**WHAT IS EXPECTED:** The data below should be restated word for word, with every picture omitted.

== SUPPLIED INFORMATION ==

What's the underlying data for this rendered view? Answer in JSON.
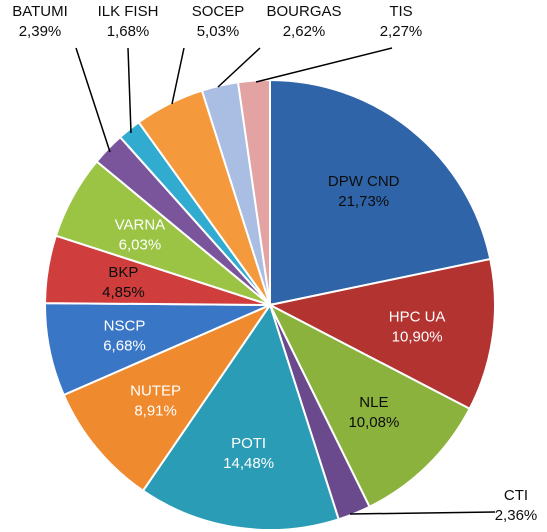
{
  "chart_data": {
    "type": "pie",
    "title": "",
    "slices": [
      {
        "label": "DPW CND",
        "value": 21.73,
        "value_label": "21,73%",
        "color": "#2f64a8",
        "label_position": "inside",
        "label_color": "#0d0d0d"
      },
      {
        "label": "HPC UA",
        "value": 10.9,
        "value_label": "10,90%",
        "color": "#b33330",
        "label_position": "inside",
        "label_color": "#ffffff"
      },
      {
        "label": "NLE",
        "value": 10.08,
        "value_label": "10,08%",
        "color": "#8cb23e",
        "label_position": "inside",
        "label_color": "#0d0d0d"
      },
      {
        "label": "CTI",
        "value": 2.36,
        "value_label": "2,36%",
        "color": "#6a4a8c",
        "label_position": "outside",
        "label_color": "#0d0d0d"
      },
      {
        "label": "POTI",
        "value": 14.48,
        "value_label": "14,48%",
        "color": "#2a9cb5",
        "label_position": "inside",
        "label_color": "#ffffff"
      },
      {
        "label": "NUTEP",
        "value": 8.91,
        "value_label": "8,91%",
        "color": "#ef8a2e",
        "label_position": "inside",
        "label_color": "#ffffff"
      },
      {
        "label": "NSCP",
        "value": 6.68,
        "value_label": "6,68%",
        "color": "#3a76c6",
        "label_position": "inside",
        "label_color": "#ffffff"
      },
      {
        "label": "BKP",
        "value": 4.85,
        "value_label": "4,85%",
        "color": "#cf3d3d",
        "label_position": "inside",
        "label_color": "#0d0d0d"
      },
      {
        "label": "VARNA",
        "value": 6.03,
        "value_label": "6,03%",
        "color": "#9bc445",
        "label_position": "inside",
        "label_color": "#ffffff"
      },
      {
        "label": "BATUMI",
        "value": 2.39,
        "value_label": "2,39%",
        "color": "#7a559c",
        "label_position": "outside",
        "label_color": "#0d0d0d"
      },
      {
        "label": "ILK FISH",
        "value": 1.68,
        "value_label": "1,68%",
        "color": "#31acd0",
        "label_position": "outside",
        "label_color": "#0d0d0d"
      },
      {
        "label": "SOCEP",
        "value": 5.03,
        "value_label": "5,03%",
        "color": "#f49a3c",
        "label_position": "outside",
        "label_color": "#0d0d0d"
      },
      {
        "label": "BOURGAS",
        "value": 2.62,
        "value_label": "2,62%",
        "color": "#a9bee2",
        "label_position": "outside",
        "label_color": "#0d0d0d"
      },
      {
        "label": "TIS",
        "value": 2.27,
        "value_label": "2,27%",
        "color": "#e4a3a3",
        "label_position": "outside",
        "label_color": "#0d0d0d"
      }
    ],
    "legend": "none"
  }
}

===

**SOLVED EXERCISE:**
What's the underlying data for this rendered view? Answer in JSON.
{
  "chart_data": {
    "type": "pie",
    "title": "",
    "slices": [
      {
        "label": "DPW CND",
        "value": 21.73,
        "value_label": "21,73%",
        "color": "#2f64a8",
        "label_position": "inside",
        "label_color": "#0d0d0d"
      },
      {
        "label": "HPC UA",
        "value": 10.9,
        "value_label": "10,90%",
        "color": "#b33330",
        "label_position": "inside",
        "label_color": "#ffffff"
      },
      {
        "label": "NLE",
        "value": 10.08,
        "value_label": "10,08%",
        "color": "#8cb23e",
        "label_position": "inside",
        "label_color": "#0d0d0d"
      },
      {
        "label": "CTI",
        "value": 2.36,
        "value_label": "2,36%",
        "color": "#6a4a8c",
        "label_position": "outside",
        "label_color": "#0d0d0d"
      },
      {
        "label": "POTI",
        "value": 14.48,
        "value_label": "14,48%",
        "color": "#2a9cb5",
        "label_position": "inside",
        "label_color": "#ffffff"
      },
      {
        "label": "NUTEP",
        "value": 8.91,
        "value_label": "8,91%",
        "color": "#ef8a2e",
        "label_position": "inside",
        "label_color": "#ffffff"
      },
      {
        "label": "NSCP",
        "value": 6.68,
        "value_label": "6,68%",
        "color": "#3a76c6",
        "label_position": "inside",
        "label_color": "#ffffff"
      },
      {
        "label": "BKP",
        "value": 4.85,
        "value_label": "4,85%",
        "color": "#cf3d3d",
        "label_position": "inside",
        "label_color": "#0d0d0d"
      },
      {
        "label": "VARNA",
        "value": 6.03,
        "value_label": "6,03%",
        "color": "#9bc445",
        "label_position": "inside",
        "label_color": "#ffffff"
      },
      {
        "label": "BATUMI",
        "value": 2.39,
        "value_label": "2,39%",
        "color": "#7a559c",
        "label_position": "outside",
        "label_color": "#0d0d0d"
      },
      {
        "label": "ILK FISH",
        "value": 1.68,
        "value_label": "1,68%",
        "color": "#31acd0",
        "label_position": "outside",
        "label_color": "#0d0d0d"
      },
      {
        "label": "SOCEP",
        "value": 5.03,
        "value_label": "5,03%",
        "color": "#f49a3c",
        "label_position": "outside",
        "label_color": "#0d0d0d"
      },
      {
        "label": "BOURGAS",
        "value": 2.62,
        "value_label": "2,62%",
        "color": "#a9bee2",
        "label_position": "outside",
        "label_color": "#0d0d0d"
      },
      {
        "label": "TIS",
        "value": 2.27,
        "value_label": "2,27%",
        "color": "#e4a3a3",
        "label_position": "outside",
        "label_color": "#0d0d0d"
      }
    ],
    "legend": "none"
  }
}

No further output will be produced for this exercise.